• Work to complete
How many lines of the records hold the string "return"? Reply with the number alone.

• Records for the exercise
____

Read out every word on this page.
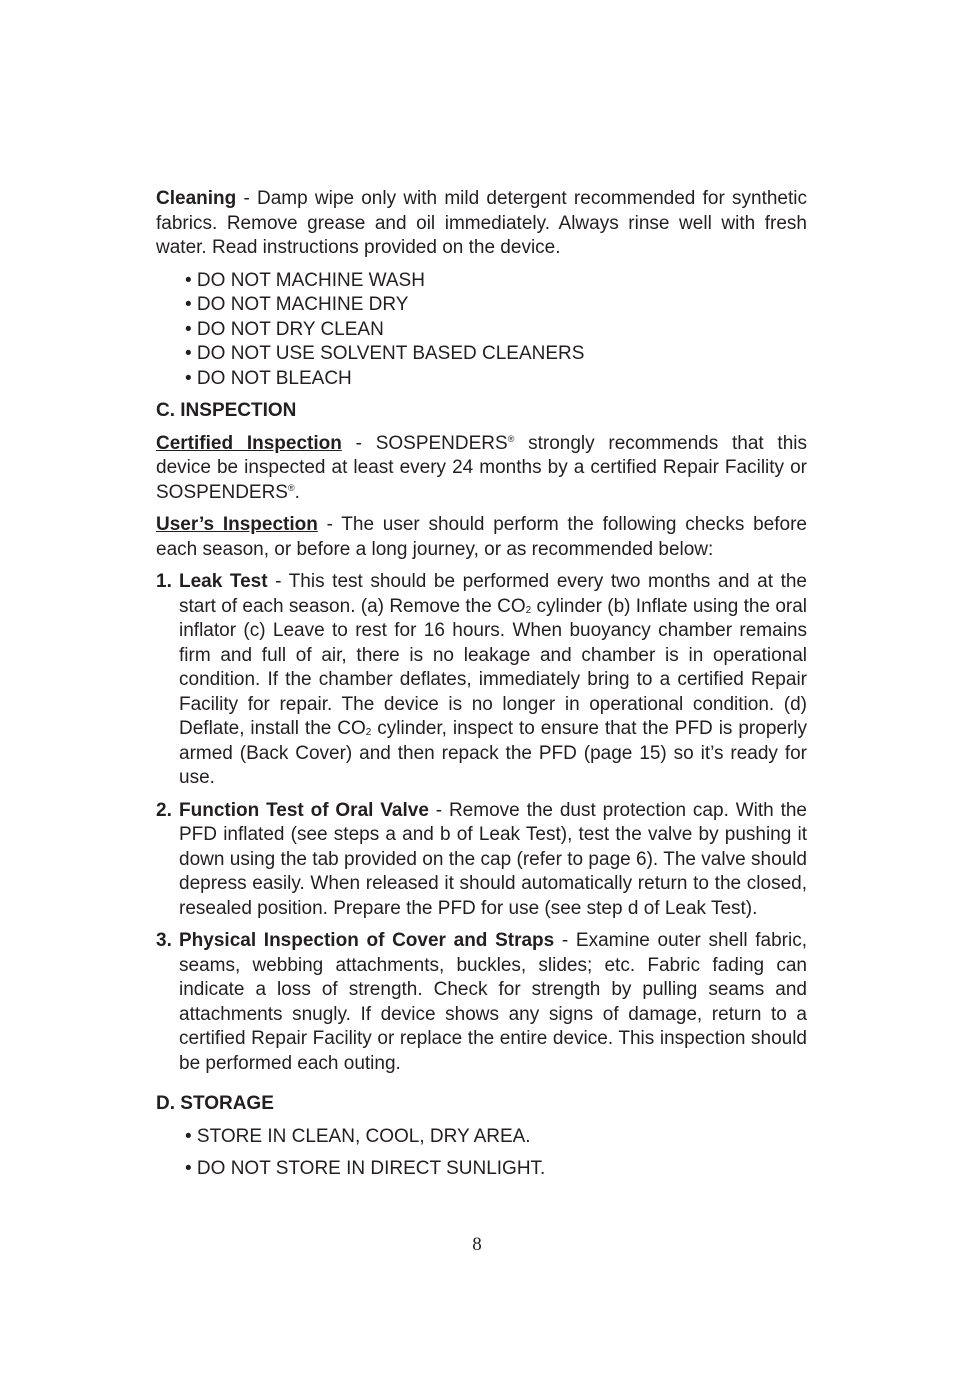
Cleaning - Damp wipe only with mild detergent recommended for synthetic fabrics. Remove grease and oil immediately. Always rinse well with fresh water. Read instructions provided on the device.

• DO NOT MACHINE WASH
• DO NOT MACHINE DRY
• DO NOT DRY CLEAN
• DO NOT USE SOLVENT BASED CLEANERS
• DO NOT BLEACH

C. INSPECTION

Certified Inspection - SOSPENDERS® strongly recommends that this device be inspected at least every 24 months by a certified Repair Facility or SOSPENDERS®.

User’s Inspection - The user should perform the following checks before each season, or before a long journey, or as recommended below:

1. Leak Test - This test should be performed every two months and at the start of each season. (a) Remove the $CO_2$ cylinder (b) Inflate using the oral inflator (c) Leave to rest for 16 hours. When buoyancy chamber remains firm and full of air, there is no leakage and chamber is in operational condition. If the chamber deflates, immediately bring to a certified Repair Facility for repair. The device is no longer in operational condition. (d) Deflate, install the $CO_2$ cylinder, inspect to ensure that the PFD is properly armed (Back Cover) and then repack the PFD (page 15) so it’s ready for use.
2. Function Test of Oral Valve - Remove the dust protection cap. With the PFD inflated (see steps a and b of Leak Test), test the valve by pushing it down using the tab provided on the cap (refer to page 6). The valve should depress easily. When released it should automatically return to the closed, resealed position. Prepare the PFD for use (see step d of Leak Test).
3. Physical Inspection of Cover and Straps - Examine outer shell fabric, seams, webbing attachments, buckles, slides; etc. Fabric fading can indicate a loss of strength. Check for strength by pulling seams and attachments snugly. If device shows any signs of damage, return to a certified Repair Facility or replace the entire device. This inspection should be performed each outing.

D. STORAGE

• STORE IN CLEAN, COOL, DRY AREA.
• DO NOT STORE IN DIRECT SUNLIGHT.
8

____

• Task output
2